**BRIEF:** For each line in the data below that holds "collection", return a copy.

____________

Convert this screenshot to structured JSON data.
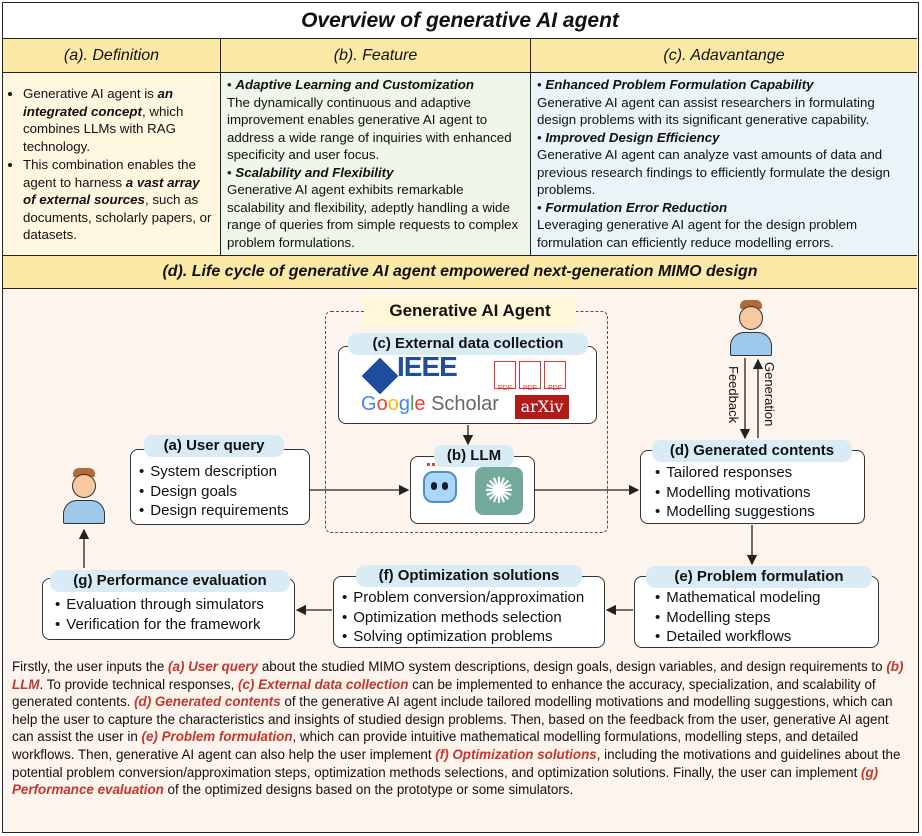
{
  "title": "Overview of  generative AI agent",
  "columns": {
    "definition": {
      "header": "(a). Definition",
      "bullets": [
        {
          "plain1": "Generative AI agent is ",
          "em": "an integrated concept",
          "plain2": ", which combines LLMs with RAG technology."
        },
        {
          "plain1": "This combination enables the agent to harness ",
          "em": "a vast array of external sources",
          "plain2": ", such as documents, scholarly papers, or datasets."
        }
      ]
    },
    "feature": {
      "header": "(b). Feature",
      "items": [
        {
          "title": "Adaptive Learning and Customization",
          "text": "The dynamically continuous and adaptive improvement enables generative AI agent to address a wide range of inquiries with enhanced specificity and user focus."
        },
        {
          "title": "Scalability and Flexibility",
          "text": "Generative AI agent exhibits remarkable scalability and flexibility, adeptly handling a wide range of queries from simple requests to complex problem formulations."
        }
      ]
    },
    "advantage": {
      "header": "(c). Adavantange",
      "items": [
        {
          "title": "Enhanced Problem Formulation Capability",
          "text": "Generative AI agent can assist researchers in formulating design problems with its significant generative capability."
        },
        {
          "title": "Improved Design Efficiency",
          "text": "Generative AI agent can analyze vast amounts of data and previous research findings to efficiently formulate the design problems."
        },
        {
          "title": "Formulation Error Reduction",
          "text": "Leveraging generative AI agent for the design problem formulation can efficiently reduce modelling errors."
        }
      ]
    }
  },
  "lifecycle": {
    "header": "(d). Life cycle of generative AI agent empowered next-generation MIMO design",
    "agent_title": "Generative AI Agent",
    "external": {
      "label": "(c) External data collection",
      "ieee": "IEEE",
      "google": "Google Scholar",
      "arxiv": "arXiv",
      "pdf": "PDF"
    },
    "llm": {
      "label": "(b) LLM"
    },
    "user_query": {
      "label": "(a) User query",
      "items": [
        "System description",
        "Design goals",
        "Design requirements"
      ]
    },
    "generated": {
      "label": "(d) Generated contents",
      "items": [
        "Tailored responses",
        "Modelling motivations",
        "Modelling suggestions"
      ]
    },
    "problem": {
      "label": "(e) Problem formulation",
      "items": [
        "Mathematical modeling",
        "Modelling steps",
        "Detailed workflows"
      ]
    },
    "optimization": {
      "label": "(f) Optimization solutions",
      "items": [
        "Problem conversion/approximation",
        "Optimization methods selection",
        "Solving optimization problems"
      ]
    },
    "performance": {
      "label": "(g) Performance evaluation",
      "items": [
        "Evaluation through simulators",
        "Verification for the framework"
      ]
    },
    "feedback": "Feedback",
    "generation": "Generation"
  },
  "description": [
    {
      "t": "Firstly, the user inputs the "
    },
    {
      "t": "(a) User query",
      "h": true
    },
    {
      "t": " about the studied MIMO system descriptions, design goals, design variables, and design requirements to "
    },
    {
      "t": "(b) LLM",
      "h": true
    },
    {
      "t": ". To provide technical responses, "
    },
    {
      "t": "(c) External data collection",
      "h": true
    },
    {
      "t": " can be implemented to enhance the accuracy, specialization, and scalability of generated contents.  "
    },
    {
      "t": "(d) Generated contents",
      "h": true
    },
    {
      "t": " of the generative AI agent include tailored modelling motivations and modelling suggestions, which can help the user to capture the characteristics and insights of studied design problems. Then, based on the feedback from the user, generative AI agent can assist the user in "
    },
    {
      "t": "(e) Problem formulation",
      "h": true
    },
    {
      "t": ", which can provide intuitive mathematical modelling formulations, modelling steps, and detailed workflows. Then, generative AI agent can also help the user implement  "
    },
    {
      "t": "(f) Optimization solutions",
      "h": true
    },
    {
      "t": ", including the motivations and guidelines about the potential problem conversion/approximation steps, optimization methods selections, and optimization solutions. Finally, the user can implement "
    },
    {
      "t": "(g) Performance evaluation",
      "h": true
    },
    {
      "t": " of the optimized designs based on the prototype or some simulators."
    }
  ]
}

____________

**REPLY:**
      "label": "(c) External data collection",
      "t": "(c) External data collection",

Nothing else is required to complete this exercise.